— START —

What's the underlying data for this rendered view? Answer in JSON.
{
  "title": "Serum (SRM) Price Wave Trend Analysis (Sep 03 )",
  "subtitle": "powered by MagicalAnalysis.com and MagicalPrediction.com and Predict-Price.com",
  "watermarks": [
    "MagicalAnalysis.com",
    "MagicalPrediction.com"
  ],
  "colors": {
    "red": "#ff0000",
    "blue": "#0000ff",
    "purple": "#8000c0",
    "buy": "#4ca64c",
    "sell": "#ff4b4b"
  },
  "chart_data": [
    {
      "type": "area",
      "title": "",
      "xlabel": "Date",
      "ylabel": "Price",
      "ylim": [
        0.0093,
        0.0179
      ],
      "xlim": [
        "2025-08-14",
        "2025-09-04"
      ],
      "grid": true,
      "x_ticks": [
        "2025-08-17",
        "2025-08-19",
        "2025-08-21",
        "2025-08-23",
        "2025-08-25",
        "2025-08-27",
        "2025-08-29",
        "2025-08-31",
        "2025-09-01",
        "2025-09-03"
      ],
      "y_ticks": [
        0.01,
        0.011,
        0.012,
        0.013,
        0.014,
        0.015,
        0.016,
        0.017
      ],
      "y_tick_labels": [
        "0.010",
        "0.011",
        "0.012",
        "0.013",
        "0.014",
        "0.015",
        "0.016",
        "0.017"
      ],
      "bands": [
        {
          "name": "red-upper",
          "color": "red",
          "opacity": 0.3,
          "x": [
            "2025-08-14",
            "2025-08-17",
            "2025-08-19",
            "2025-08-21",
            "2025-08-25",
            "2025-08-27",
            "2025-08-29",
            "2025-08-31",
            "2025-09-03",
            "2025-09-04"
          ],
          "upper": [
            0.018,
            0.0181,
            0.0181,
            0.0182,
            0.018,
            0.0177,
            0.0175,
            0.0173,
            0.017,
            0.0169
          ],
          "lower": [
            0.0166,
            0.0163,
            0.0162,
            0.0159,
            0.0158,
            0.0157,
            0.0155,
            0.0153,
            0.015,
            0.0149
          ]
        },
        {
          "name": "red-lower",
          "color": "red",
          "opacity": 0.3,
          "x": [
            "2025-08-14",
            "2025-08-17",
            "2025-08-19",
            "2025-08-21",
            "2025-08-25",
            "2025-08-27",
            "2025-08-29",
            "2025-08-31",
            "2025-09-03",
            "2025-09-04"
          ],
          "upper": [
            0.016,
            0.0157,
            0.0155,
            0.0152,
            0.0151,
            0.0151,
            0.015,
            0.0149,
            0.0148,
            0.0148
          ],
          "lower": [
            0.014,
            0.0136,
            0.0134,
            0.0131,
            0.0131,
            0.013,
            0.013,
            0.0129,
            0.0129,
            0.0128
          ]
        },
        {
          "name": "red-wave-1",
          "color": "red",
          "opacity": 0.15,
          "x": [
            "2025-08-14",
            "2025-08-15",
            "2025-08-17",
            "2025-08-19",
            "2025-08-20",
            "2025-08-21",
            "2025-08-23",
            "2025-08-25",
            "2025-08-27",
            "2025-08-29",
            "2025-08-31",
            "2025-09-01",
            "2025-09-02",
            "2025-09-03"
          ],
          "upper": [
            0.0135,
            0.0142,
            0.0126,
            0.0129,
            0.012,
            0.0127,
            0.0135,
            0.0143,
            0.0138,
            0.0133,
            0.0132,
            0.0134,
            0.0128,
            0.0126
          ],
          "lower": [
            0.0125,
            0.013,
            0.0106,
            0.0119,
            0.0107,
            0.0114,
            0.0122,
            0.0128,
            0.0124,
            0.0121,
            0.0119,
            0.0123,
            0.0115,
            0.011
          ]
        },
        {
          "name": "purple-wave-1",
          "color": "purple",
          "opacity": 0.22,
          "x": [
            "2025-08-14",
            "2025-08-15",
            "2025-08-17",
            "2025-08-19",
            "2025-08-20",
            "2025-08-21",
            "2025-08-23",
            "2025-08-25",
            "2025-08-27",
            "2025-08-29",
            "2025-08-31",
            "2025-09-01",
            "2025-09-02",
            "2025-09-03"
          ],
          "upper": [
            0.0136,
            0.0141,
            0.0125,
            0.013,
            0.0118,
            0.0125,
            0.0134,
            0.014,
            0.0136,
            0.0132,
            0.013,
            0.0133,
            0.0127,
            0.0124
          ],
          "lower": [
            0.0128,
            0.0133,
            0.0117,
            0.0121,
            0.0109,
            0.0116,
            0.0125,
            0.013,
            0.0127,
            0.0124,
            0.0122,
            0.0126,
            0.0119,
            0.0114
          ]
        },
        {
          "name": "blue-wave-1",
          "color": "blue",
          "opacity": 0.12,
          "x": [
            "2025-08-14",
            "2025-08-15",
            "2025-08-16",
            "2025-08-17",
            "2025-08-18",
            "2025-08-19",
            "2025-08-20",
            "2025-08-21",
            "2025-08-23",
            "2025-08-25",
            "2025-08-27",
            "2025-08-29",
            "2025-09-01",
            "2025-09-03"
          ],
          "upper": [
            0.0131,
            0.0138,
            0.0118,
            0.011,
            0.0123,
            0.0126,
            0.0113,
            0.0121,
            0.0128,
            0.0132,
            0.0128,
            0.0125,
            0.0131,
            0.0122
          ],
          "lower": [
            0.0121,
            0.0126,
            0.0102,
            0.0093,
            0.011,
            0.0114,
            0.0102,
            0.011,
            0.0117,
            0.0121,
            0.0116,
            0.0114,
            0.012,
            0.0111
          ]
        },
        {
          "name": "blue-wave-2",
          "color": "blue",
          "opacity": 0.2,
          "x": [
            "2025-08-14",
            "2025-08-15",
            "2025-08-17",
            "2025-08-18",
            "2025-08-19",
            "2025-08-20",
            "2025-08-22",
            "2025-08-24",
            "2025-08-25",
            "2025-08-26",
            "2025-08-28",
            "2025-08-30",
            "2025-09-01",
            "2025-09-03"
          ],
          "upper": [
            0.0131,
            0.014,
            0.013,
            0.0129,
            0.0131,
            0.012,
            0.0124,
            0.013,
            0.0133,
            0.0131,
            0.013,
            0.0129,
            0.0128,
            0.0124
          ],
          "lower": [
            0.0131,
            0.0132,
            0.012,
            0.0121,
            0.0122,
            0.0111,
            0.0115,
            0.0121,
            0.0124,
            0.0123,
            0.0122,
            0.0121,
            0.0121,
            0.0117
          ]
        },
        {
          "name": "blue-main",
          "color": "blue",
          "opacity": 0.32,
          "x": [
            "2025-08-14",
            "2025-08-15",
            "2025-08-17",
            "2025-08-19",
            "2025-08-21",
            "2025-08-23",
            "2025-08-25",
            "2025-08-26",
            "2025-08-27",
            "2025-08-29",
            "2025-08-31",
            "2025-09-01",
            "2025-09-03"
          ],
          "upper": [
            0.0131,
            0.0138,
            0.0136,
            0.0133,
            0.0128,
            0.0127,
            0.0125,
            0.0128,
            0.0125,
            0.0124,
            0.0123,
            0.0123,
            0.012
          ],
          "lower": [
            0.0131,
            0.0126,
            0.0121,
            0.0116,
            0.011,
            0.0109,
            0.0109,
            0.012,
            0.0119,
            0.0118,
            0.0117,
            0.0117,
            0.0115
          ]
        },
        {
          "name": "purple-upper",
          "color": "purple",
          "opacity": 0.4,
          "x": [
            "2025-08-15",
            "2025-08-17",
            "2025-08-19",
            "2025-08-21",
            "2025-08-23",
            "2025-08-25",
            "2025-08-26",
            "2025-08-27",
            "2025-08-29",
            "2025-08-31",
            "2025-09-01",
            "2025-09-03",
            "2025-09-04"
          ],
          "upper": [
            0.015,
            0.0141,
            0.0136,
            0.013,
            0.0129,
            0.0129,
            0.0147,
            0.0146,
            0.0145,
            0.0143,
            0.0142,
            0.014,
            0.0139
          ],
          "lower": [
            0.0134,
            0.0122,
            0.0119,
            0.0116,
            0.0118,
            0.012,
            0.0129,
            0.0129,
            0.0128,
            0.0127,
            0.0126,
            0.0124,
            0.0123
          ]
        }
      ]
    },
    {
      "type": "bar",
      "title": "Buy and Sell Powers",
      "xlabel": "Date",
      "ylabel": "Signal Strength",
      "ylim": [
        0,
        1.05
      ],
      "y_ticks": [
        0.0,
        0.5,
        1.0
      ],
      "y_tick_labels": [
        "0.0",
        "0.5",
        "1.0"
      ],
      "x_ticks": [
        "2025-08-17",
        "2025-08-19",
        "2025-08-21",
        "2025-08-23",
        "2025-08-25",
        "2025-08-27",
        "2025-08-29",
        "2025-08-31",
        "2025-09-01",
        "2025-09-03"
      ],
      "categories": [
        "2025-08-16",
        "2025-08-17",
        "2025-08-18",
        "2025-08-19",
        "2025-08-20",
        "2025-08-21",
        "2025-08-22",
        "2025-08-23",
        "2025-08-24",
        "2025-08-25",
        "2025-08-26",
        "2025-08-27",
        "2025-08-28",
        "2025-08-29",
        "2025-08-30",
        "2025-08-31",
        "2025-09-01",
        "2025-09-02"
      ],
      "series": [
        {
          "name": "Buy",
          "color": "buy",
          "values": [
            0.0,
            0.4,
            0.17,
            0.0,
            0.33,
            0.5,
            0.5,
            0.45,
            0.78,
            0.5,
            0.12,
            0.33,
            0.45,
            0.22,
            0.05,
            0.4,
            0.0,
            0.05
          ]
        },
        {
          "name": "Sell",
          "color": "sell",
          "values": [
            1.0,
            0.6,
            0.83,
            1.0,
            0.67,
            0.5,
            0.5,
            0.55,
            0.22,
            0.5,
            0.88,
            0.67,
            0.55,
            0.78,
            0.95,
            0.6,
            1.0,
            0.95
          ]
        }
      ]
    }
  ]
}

— END —

▸ **PROBLEM REQUIREMENTS**
Your answer should be a single number: the count of lines in the listing that contain the word "ylabel".

▸ **TASK ANSWER**
2